_Brief:_ Below is some material; transcribe all of it exactly.

---------- Data entries

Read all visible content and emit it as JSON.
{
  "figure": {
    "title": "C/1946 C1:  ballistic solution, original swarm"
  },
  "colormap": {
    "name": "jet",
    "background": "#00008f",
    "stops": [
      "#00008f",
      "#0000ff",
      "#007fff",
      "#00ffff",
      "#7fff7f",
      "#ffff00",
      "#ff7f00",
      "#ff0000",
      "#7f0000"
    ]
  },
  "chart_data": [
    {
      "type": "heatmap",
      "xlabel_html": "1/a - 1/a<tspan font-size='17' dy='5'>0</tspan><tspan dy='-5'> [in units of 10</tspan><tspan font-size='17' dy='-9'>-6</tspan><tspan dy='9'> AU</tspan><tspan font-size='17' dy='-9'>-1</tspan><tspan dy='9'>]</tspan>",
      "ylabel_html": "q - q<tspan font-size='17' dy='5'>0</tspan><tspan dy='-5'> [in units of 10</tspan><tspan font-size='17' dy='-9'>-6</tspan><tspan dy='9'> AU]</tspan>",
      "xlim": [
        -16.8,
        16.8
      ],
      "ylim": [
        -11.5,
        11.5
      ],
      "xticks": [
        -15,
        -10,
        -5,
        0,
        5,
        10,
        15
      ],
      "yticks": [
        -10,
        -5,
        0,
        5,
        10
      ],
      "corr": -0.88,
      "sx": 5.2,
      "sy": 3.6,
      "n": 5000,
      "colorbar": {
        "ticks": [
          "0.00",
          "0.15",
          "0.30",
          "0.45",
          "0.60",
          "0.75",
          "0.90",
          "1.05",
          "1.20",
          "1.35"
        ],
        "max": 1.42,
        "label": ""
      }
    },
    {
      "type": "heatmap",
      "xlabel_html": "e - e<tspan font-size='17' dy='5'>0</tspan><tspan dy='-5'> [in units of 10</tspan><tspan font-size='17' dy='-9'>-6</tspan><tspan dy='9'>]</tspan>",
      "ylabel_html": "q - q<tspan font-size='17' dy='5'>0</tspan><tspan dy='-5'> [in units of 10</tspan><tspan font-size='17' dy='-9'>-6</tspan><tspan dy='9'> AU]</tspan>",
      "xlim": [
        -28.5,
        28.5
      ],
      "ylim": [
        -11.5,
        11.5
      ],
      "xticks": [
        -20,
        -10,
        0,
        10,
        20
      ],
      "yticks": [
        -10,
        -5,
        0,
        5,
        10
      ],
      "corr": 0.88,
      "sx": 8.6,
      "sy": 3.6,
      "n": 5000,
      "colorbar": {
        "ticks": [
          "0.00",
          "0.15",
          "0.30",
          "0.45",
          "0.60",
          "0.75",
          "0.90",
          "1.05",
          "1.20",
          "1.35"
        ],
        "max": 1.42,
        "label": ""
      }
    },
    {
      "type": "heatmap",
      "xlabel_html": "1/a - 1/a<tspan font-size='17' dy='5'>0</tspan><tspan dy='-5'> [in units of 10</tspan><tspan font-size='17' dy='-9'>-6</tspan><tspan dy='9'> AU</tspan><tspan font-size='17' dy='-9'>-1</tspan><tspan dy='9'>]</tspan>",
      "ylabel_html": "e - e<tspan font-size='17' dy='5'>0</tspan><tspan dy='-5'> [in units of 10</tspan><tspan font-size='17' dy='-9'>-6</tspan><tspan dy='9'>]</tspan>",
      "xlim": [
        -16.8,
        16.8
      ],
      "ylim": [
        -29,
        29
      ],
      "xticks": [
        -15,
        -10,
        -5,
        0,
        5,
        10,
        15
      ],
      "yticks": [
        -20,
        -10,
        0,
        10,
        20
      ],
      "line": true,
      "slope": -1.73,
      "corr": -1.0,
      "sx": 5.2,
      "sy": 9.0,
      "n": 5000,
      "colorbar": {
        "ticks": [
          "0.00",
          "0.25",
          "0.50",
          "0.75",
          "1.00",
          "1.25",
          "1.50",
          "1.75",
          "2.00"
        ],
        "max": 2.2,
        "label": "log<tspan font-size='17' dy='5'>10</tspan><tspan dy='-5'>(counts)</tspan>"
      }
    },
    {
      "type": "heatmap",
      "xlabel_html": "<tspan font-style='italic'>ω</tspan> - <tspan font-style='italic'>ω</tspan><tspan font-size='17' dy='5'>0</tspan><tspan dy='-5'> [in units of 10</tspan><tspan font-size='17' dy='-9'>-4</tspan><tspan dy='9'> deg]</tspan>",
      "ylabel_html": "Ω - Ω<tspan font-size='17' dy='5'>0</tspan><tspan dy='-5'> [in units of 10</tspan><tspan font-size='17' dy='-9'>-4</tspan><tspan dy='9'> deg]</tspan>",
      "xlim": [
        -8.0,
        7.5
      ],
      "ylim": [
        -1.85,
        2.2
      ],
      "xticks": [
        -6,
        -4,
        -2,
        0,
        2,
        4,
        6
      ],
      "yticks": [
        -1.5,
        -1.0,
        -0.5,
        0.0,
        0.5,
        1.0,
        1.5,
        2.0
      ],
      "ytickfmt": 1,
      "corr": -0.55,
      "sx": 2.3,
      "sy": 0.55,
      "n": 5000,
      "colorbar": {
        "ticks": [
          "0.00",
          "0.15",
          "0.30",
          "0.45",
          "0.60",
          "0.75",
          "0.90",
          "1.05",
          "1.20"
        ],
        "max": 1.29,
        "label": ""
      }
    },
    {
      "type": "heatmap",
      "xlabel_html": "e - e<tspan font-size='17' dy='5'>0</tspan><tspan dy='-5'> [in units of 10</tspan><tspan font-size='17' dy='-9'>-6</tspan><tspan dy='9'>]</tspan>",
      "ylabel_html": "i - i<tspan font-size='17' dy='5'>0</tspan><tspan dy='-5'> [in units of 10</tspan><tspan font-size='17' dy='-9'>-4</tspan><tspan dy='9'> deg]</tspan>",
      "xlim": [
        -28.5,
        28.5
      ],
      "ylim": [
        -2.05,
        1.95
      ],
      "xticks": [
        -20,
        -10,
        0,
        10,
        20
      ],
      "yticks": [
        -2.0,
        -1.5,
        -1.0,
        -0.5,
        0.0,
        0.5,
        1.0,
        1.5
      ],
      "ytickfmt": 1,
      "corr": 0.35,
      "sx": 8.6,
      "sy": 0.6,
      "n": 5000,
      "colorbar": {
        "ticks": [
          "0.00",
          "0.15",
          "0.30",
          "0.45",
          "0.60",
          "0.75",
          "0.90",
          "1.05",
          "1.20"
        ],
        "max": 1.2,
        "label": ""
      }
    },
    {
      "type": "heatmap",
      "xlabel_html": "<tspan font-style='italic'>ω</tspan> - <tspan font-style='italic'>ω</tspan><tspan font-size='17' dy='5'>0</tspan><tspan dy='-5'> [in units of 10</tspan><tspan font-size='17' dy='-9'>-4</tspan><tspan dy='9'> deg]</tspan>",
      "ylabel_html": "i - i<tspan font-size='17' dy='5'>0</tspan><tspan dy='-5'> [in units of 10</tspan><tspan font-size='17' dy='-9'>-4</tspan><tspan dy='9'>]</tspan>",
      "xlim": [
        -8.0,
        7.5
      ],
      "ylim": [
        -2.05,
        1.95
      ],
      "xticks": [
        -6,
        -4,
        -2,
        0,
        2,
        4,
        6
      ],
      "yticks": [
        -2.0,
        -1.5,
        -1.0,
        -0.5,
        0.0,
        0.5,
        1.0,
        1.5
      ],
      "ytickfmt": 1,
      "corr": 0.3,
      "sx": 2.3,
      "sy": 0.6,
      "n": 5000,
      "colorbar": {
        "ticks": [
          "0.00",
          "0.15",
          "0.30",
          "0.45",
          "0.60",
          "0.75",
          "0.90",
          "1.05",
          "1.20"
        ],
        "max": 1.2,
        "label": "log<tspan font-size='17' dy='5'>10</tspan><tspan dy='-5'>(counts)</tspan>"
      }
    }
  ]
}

--------------------

_Worked solution:_
Read all visible content and emit it as JSON.
{
  "figure": {
    "title": "C/1946 C1:  ballistic solution, original swarm"
  },
  "colormap": {
    "name": "jet",
    "background": "#00008f",
    "stops": [
      "#00008f",
      "#0000ff",
      "#007fff",
      "#00ffff",
      "#7fff7f",
      "#ffff00",
      "#ff7f00",
      "#ff0000",
      "#7f0000"
    ]
  },
  "chart_data": [
    {
      "type": "heatmap",
      "xlabel_html": "1/a - 1/a<tspan font-size='17' dy='5'>0</tspan><tspan dy='-5'> [in units of 10</tspan><tspan font-size='17' dy='-9'>-6</tspan><tspan dy='9'> AU</tspan><tspan font-size='17' dy='-9'>-1</tspan><tspan dy='9'>]</tspan>",
      "ylabel_html": "q - q<tspan font-size='17' dy='5'>0</tspan><tspan dy='-5'> [in units of 10</tspan><tspan font-size='17' dy='-9'>-6</tspan><tspan dy='9'> AU]</tspan>",
      "xlim": [
        -16.8,
        16.8
      ],
      "ylim": [
        -11.5,
        11.5
      ],
      "xticks": [
        -15,
        -10,
        -5,
        0,
        5,
        10,
        15
      ],
      "yticks": [
        -10,
        -5,
        0,
        5,
        10
      ],
      "corr": -0.88,
      "sx": 5.2,
      "sy": 3.6,
      "n": 5000,
      "colorbar": {
        "ticks": [
          "0.00",
          "0.15",
          "0.30",
          "0.45",
          "0.60",
          "0.75",
          "0.90",
          "1.05",
          "1.20",
          "1.35"
        ],
        "max": 1.42,
        "label": ""
      }
    },
    {
      "type": "heatmap",
      "xlabel_html": "e - e<tspan font-size='17' dy='5'>0</tspan><tspan dy='-5'> [in units of 10</tspan><tspan font-size='17' dy='-9'>-6</tspan><tspan dy='9'>]</tspan>",
      "ylabel_html": "q - q<tspan font-size='17' dy='5'>0</tspan><tspan dy='-5'> [in units of 10</tspan><tspan font-size='17' dy='-9'>-6</tspan><tspan dy='9'> AU]</tspan>",
      "xlim": [
        -28.5,
        28.5
      ],
      "ylim": [
        -11.5,
        11.5
      ],
      "xticks": [
        -20,
        -10,
        0,
        10,
        20
      ],
      "yticks": [
        -10,
        -5,
        0,
        5,
        10
      ],
      "corr": 0.88,
      "sx": 8.6,
      "sy": 3.6,
      "n": 5000,
      "colorbar": {
        "ticks": [
          "0.00",
          "0.15",
          "0.30",
          "0.45",
          "0.60",
          "0.75",
          "0.90",
          "1.05",
          "1.20",
          "1.35"
        ],
        "max": 1.42,
        "label": ""
      }
    },
    {
      "type": "heatmap",
      "xlabel_html": "1/a - 1/a<tspan font-size='17' dy='5'>0</tspan><tspan dy='-5'> [in units of 10</tspan><tspan font-size='17' dy='-9'>-6</tspan><tspan dy='9'> AU</tspan><tspan font-size='17' dy='-9'>-1</tspan><tspan dy='9'>]</tspan>",
      "ylabel_html": "e - e<tspan font-size='17' dy='5'>0</tspan><tspan dy='-5'> [in units of 10</tspan><tspan font-size='17' dy='-9'>-6</tspan><tspan dy='9'>]</tspan>",
      "xlim": [
        -16.8,
        16.8
      ],
      "ylim": [
        -29,
        29
      ],
      "xticks": [
        -15,
        -10,
        -5,
        0,
        5,
        10,
        15
      ],
      "yticks": [
        -20,
        -10,
        0,
        10,
        20
      ],
      "line": true,
      "slope": -1.73,
      "corr": -1.0,
      "sx": 5.2,
      "sy": 9.0,
      "n": 5000,
      "colorbar": {
        "ticks": [
          "0.00",
          "0.25",
          "0.50",
          "0.75",
          "1.00",
          "1.25",
          "1.50",
          "1.75",
          "2.00"
        ],
        "max": 2.2,
        "label": "log<tspan font-size='17' dy='5'>10</tspan><tspan dy='-5'>(counts)</tspan>"
      }
    },
    {
      "type": "heatmap",
      "xlabel_html": "<tspan font-style='italic'>ω</tspan> - <tspan font-style='italic'>ω</tspan><tspan font-size='17' dy='5'>0</tspan><tspan dy='-5'> [in units of 10</tspan><tspan font-size='17' dy='-9'>-4</tspan><tspan dy='9'> deg]</tspan>",
      "ylabel_html": "Ω - Ω<tspan font-size='17' dy='5'>0</tspan><tspan dy='-5'> [in units of 10</tspan><tspan font-size='17' dy='-9'>-4</tspan><tspan dy='9'> deg]</tspan>",
      "xlim": [
        -8.0,
        7.5
      ],
      "ylim": [
        -1.85,
        2.2
      ],
      "xticks": [
        -6,
        -4,
        -2,
        0,
        2,
        4,
        6
      ],
      "yticks": [
        -1.5,
        -1.0,
        -0.5,
        0.0,
        0.5,
        1.0,
        1.5,
        2.0
      ],
      "ytickfmt": 1,
      "corr": -0.55,
      "sx": 2.3,
      "sy": 0.55,
      "n": 5000,
      "colorbar": {
        "ticks": [
          "0.00",
          "0.15",
          "0.30",
          "0.45",
          "0.60",
          "0.75",
          "0.90",
          "1.05",
          "1.20"
        ],
        "max": 1.29,
        "label": ""
      }
    },
    {
      "type": "heatmap",
      "xlabel_html": "e - e<tspan font-size='17' dy='5'>0</tspan><tspan dy='-5'> [in units of 10</tspan><tspan font-size='17' dy='-9'>-6</tspan><tspan dy='9'>]</tspan>",
      "ylabel_html": "i - i<tspan font-size='17' dy='5'>0</tspan><tspan dy='-5'> [in units of 10</tspan><tspan font-size='17' dy='-9'>-4</tspan><tspan dy='9'> deg]</tspan>",
      "xlim": [
        -28.5,
        28.5
      ],
      "ylim": [
        -2.05,
        1.95
      ],
      "xticks": [
        -20,
        -10,
        0,
        10,
        20
      ],
      "yticks": [
        -2.0,
        -1.5,
        -1.0,
        -0.5,
        0.0,
        0.5,
        1.0,
        1.5
      ],
      "ytickfmt": 1,
      "corr": 0.35,
      "sx": 8.6,
      "sy": 0.6,
      "n": 5000,
      "colorbar": {
        "ticks": [
          "0.00",
          "0.15",
          "0.30",
          "0.45",
          "0.60",
          "0.75",
          "0.90",
          "1.05",
          "1.20"
        ],
        "max": 1.2,
        "label": ""
      }
    },
    {
      "type": "heatmap",
      "xlabel_html": "<tspan font-style='italic'>ω</tspan> - <tspan font-style='italic'>ω</tspan><tspan font-size='17' dy='5'>0</tspan><tspan dy='-5'> [in units of 10</tspan><tspan font-size='17' dy='-9'>-4</tspan><tspan dy='9'> deg]</tspan>",
      "ylabel_html": "i - i<tspan font-size='17' dy='5'>0</tspan><tspan dy='-5'> [in units of 10</tspan><tspan font-size='17' dy='-9'>-4</tspan><tspan dy='9'>]</tspan>",
      "xlim": [
        -8.0,
        7.5
      ],
      "ylim": [
        -2.05,
        1.95
      ],
      "xticks": [
        -6,
        -4,
        -2,
        0,
        2,
        4,
        6
      ],
      "yticks": [
        -2.0,
        -1.5,
        -1.0,
        -0.5,
        0.0,
        0.5,
        1.0,
        1.5
      ],
      "ytickfmt": 1,
      "corr": 0.3,
      "sx": 2.3,
      "sy": 0.6,
      "n": 5000,
      "colorbar": {
        "ticks": [
          "0.00",
          "0.15",
          "0.30",
          "0.45",
          "0.60",
          "0.75",
          "0.90",
          "1.05",
          "1.20"
        ],
        "max": 1.2,
        "label": "log<tspan font-size='17' dy='5'>10</tspan><tspan dy='-5'>(counts)</tspan>"
      }
    }
  ]
}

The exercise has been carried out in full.